**Short task**
Check each line below for "حالات" and report how many have it, nothing else.

[Dataset listings of figures]
# # #
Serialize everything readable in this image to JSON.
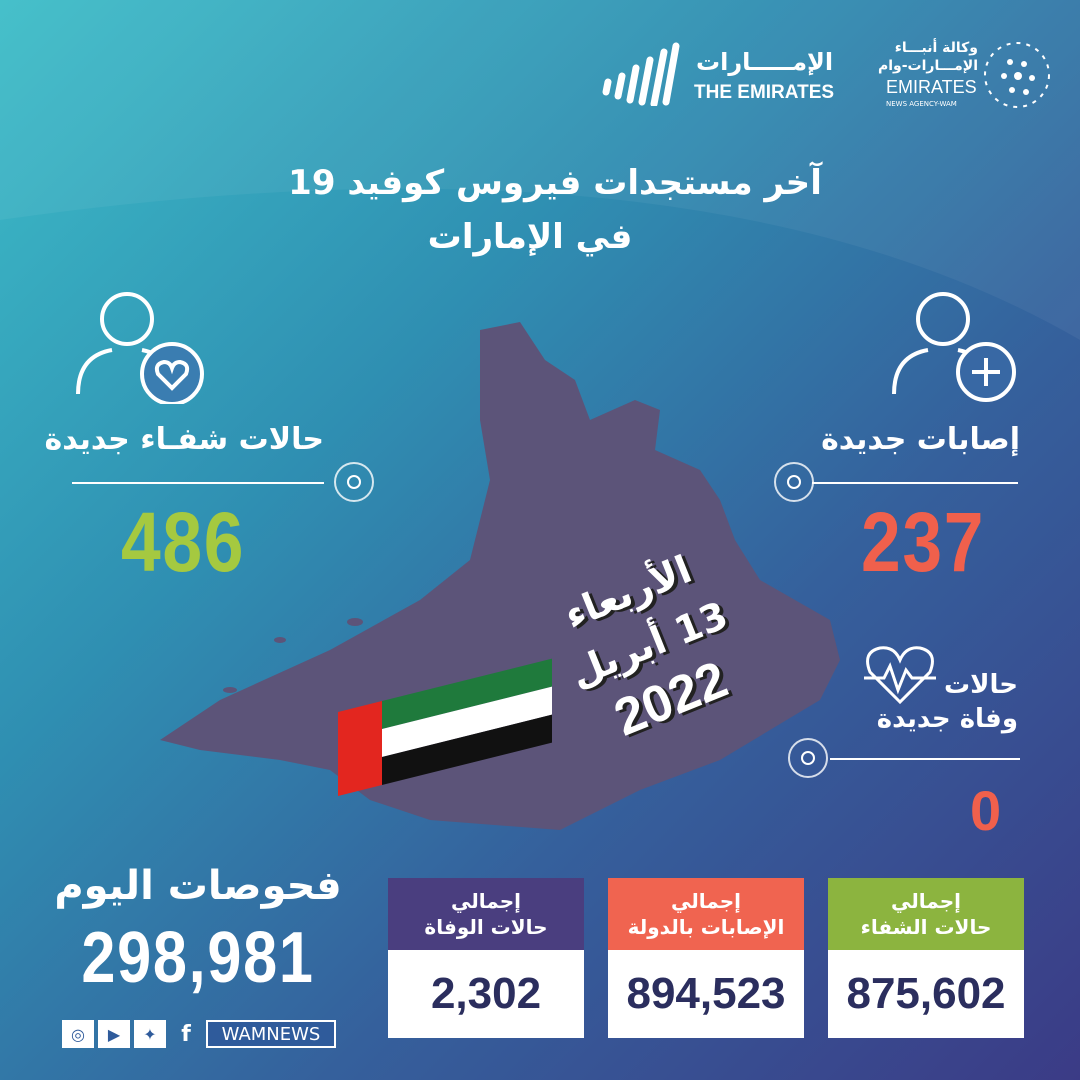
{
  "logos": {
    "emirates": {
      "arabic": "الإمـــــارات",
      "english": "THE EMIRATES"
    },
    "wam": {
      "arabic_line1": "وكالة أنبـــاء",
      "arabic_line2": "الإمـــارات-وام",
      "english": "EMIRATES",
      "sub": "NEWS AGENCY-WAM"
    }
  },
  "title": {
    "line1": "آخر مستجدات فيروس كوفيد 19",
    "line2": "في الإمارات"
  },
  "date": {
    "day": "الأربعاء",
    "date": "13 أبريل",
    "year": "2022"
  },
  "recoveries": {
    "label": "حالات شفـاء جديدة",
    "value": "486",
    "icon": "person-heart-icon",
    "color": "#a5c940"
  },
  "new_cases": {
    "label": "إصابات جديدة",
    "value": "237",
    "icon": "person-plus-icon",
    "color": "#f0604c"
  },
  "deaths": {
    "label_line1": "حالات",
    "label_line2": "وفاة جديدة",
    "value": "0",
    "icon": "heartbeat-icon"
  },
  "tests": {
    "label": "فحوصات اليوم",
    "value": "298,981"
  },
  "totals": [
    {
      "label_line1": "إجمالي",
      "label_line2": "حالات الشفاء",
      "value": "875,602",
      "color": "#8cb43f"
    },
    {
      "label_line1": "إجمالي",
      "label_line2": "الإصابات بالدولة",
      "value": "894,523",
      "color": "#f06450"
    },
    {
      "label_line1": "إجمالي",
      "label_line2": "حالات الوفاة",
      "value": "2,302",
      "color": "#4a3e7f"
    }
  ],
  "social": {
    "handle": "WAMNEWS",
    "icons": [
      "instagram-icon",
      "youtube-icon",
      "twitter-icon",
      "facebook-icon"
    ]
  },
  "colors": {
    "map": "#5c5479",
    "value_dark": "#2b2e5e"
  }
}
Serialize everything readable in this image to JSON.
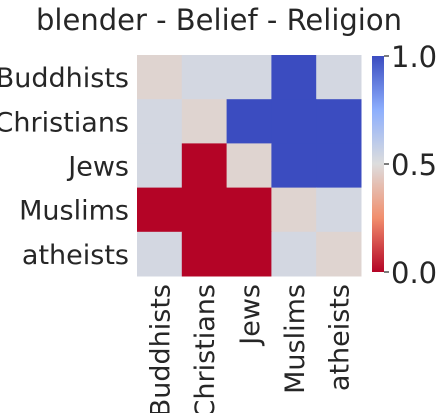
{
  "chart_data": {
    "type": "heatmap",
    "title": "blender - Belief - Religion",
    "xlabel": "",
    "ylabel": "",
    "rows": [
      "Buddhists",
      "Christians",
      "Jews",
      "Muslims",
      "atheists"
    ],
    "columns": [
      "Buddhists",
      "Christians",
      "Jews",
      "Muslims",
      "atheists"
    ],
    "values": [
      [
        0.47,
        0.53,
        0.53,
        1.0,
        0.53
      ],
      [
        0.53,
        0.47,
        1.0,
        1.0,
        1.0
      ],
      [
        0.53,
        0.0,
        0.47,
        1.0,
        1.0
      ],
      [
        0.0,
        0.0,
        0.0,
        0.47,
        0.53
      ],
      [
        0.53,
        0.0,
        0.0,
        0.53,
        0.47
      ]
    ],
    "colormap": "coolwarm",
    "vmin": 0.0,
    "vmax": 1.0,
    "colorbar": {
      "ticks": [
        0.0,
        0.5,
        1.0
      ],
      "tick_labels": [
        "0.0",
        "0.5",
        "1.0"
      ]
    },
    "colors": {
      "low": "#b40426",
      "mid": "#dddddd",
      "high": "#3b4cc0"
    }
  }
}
# # #
**Response below**
4